- [Objective]: Copy each entry as it stands, leaving nothing out.

- [Data for the task]:

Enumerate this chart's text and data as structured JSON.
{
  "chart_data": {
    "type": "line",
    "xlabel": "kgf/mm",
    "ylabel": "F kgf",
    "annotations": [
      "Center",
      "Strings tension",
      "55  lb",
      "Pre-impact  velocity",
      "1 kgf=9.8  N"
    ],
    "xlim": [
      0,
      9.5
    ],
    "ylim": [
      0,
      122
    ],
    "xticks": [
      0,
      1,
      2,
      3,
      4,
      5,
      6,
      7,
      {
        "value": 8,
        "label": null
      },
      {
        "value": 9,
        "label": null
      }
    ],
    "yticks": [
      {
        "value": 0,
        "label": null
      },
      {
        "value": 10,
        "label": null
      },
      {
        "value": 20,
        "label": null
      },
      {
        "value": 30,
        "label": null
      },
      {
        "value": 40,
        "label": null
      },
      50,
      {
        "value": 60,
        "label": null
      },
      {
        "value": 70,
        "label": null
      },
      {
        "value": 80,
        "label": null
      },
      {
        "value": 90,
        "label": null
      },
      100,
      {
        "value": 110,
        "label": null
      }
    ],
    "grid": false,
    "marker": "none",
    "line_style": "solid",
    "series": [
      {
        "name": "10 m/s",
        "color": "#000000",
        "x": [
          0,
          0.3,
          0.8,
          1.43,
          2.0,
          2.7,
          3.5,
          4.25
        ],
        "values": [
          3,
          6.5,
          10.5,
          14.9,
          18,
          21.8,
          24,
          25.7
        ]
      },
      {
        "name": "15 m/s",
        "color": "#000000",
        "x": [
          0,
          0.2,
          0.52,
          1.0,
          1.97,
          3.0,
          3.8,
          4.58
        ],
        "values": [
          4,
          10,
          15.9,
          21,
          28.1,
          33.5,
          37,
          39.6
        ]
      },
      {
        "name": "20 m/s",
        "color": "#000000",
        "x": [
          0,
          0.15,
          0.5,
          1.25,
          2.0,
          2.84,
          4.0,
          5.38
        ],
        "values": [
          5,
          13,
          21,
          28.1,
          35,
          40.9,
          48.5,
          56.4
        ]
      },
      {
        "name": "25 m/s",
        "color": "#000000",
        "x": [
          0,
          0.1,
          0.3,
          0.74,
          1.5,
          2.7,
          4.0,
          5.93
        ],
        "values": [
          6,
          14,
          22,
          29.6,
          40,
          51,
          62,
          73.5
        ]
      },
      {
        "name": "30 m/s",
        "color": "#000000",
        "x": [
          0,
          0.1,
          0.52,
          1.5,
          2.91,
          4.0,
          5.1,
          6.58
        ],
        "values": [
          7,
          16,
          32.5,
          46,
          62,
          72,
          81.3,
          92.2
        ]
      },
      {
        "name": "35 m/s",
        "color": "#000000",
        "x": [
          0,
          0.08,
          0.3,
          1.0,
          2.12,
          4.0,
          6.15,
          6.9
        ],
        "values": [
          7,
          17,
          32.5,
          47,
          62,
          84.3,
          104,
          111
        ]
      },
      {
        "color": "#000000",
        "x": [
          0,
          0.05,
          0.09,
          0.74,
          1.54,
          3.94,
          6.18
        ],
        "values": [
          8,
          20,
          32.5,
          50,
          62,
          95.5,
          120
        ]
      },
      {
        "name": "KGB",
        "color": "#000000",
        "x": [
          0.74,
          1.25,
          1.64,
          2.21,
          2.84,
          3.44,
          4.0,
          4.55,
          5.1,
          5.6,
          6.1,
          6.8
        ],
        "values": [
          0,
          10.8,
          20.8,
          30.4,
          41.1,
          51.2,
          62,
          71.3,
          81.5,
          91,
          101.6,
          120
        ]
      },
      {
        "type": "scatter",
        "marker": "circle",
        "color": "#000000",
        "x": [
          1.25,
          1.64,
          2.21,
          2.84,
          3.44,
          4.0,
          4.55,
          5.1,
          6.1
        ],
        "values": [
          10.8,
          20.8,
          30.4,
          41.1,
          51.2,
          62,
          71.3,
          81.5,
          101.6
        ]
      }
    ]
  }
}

- [Expected output]:
Enumerate this chart's text and data as structured JSON.
{
  "chart_data": {
    "type": "line",
    "xlabel": "kgf/mm",
    "ylabel": "F kgf",
    "annotations": [
      "Center",
      "Strings tension",
      "55  lb",
      "Pre-impact  velocity",
      "1 kgf=9.8  N"
    ],
    "xlim": [
      0,
      9.5
    ],
    "ylim": [
      0,
      122
    ],
    "xticks": [
      0,
      1,
      2,
      3,
      4,
      5,
      6,
      7,
      {
        "value": 8,
        "label": null
      },
      {
        "value": 9,
        "label": null
      }
    ],
    "yticks": [
      {
        "value": 0,
        "label": null
      },
      {
        "value": 10,
        "label": null
      },
      {
        "value": 20,
        "label": null
      },
      {
        "value": 30,
        "label": null
      },
      {
        "value": 40,
        "label": null
      },
      50,
      {
        "value": 60,
        "label": null
      },
      {
        "value": 70,
        "label": null
      },
      {
        "value": 80,
        "label": null
      },
      {
        "value": 90,
        "label": null
      },
      100,
      {
        "value": 110,
        "label": null
      }
    ],
    "grid": false,
    "marker": "none",
    "line_style": "solid",
    "series": [
      {
        "name": "10 m/s",
        "color": "#000000",
        "x": [
          0,
          0.3,
          0.8,
          1.43,
          2.0,
          2.7,
          3.5,
          4.25
        ],
        "values": [
          3,
          6.5,
          10.5,
          14.9,
          18,
          21.8,
          24,
          25.7
        ]
      },
      {
        "name": "15 m/s",
        "color": "#000000",
        "x": [
          0,
          0.2,
          0.52,
          1.0,
          1.97,
          3.0,
          3.8,
          4.58
        ],
        "values": [
          4,
          10,
          15.9,
          21,
          28.1,
          33.5,
          37,
          39.6
        ]
      },
      {
        "name": "20 m/s",
        "color": "#000000",
        "x": [
          0,
          0.15,
          0.5,
          1.25,
          2.0,
          2.84,
          4.0,
          5.38
        ],
        "values": [
          5,
          13,
          21,
          28.1,
          35,
          40.9,
          48.5,
          56.4
        ]
      },
      {
        "name": "25 m/s",
        "color": "#000000",
        "x": [
          0,
          0.1,
          0.3,
          0.74,
          1.5,
          2.7,
          4.0,
          5.93
        ],
        "values": [
          6,
          14,
          22,
          29.6,
          40,
          51,
          62,
          73.5
        ]
      },
      {
        "name": "30 m/s",
        "color": "#000000",
        "x": [
          0,
          0.1,
          0.52,
          1.5,
          2.91,
          4.0,
          5.1,
          6.58
        ],
        "values": [
          7,
          16,
          32.5,
          46,
          62,
          72,
          81.3,
          92.2
        ]
      },
      {
        "name": "35 m/s",
        "color": "#000000",
        "x": [
          0,
          0.08,
          0.3,
          1.0,
          2.12,
          4.0,
          6.15,
          6.9
        ],
        "values": [
          7,
          17,
          32.5,
          47,
          62,
          84.3,
          104,
          111
        ]
      },
      {
        "color": "#000000",
        "x": [
          0,
          0.05,
          0.09,
          0.74,
          1.54,
          3.94,
          6.18
        ],
        "values": [
          8,
          20,
          32.5,
          50,
          62,
          95.5,
          120
        ]
      },
      {
        "name": "KGB",
        "color": "#000000",
        "x": [
          0.74,
          1.25,
          1.64,
          2.21,
          2.84,
          3.44,
          4.0,
          4.55,
          5.1,
          5.6,
          6.1,
          6.8
        ],
        "values": [
          0,
          10.8,
          20.8,
          30.4,
          41.1,
          51.2,
          62,
          71.3,
          81.5,
          91,
          101.6,
          120
        ]
      },
      {
        "type": "scatter",
        "marker": "circle",
        "color": "#000000",
        "x": [
          1.25,
          1.64,
          2.21,
          2.84,
          3.44,
          4.0,
          4.55,
          5.1,
          6.1
        ],
        "values": [
          10.8,
          20.8,
          30.4,
          41.1,
          51.2,
          62,
          71.3,
          81.5,
          101.6
        ]
      }
    ]
  }
}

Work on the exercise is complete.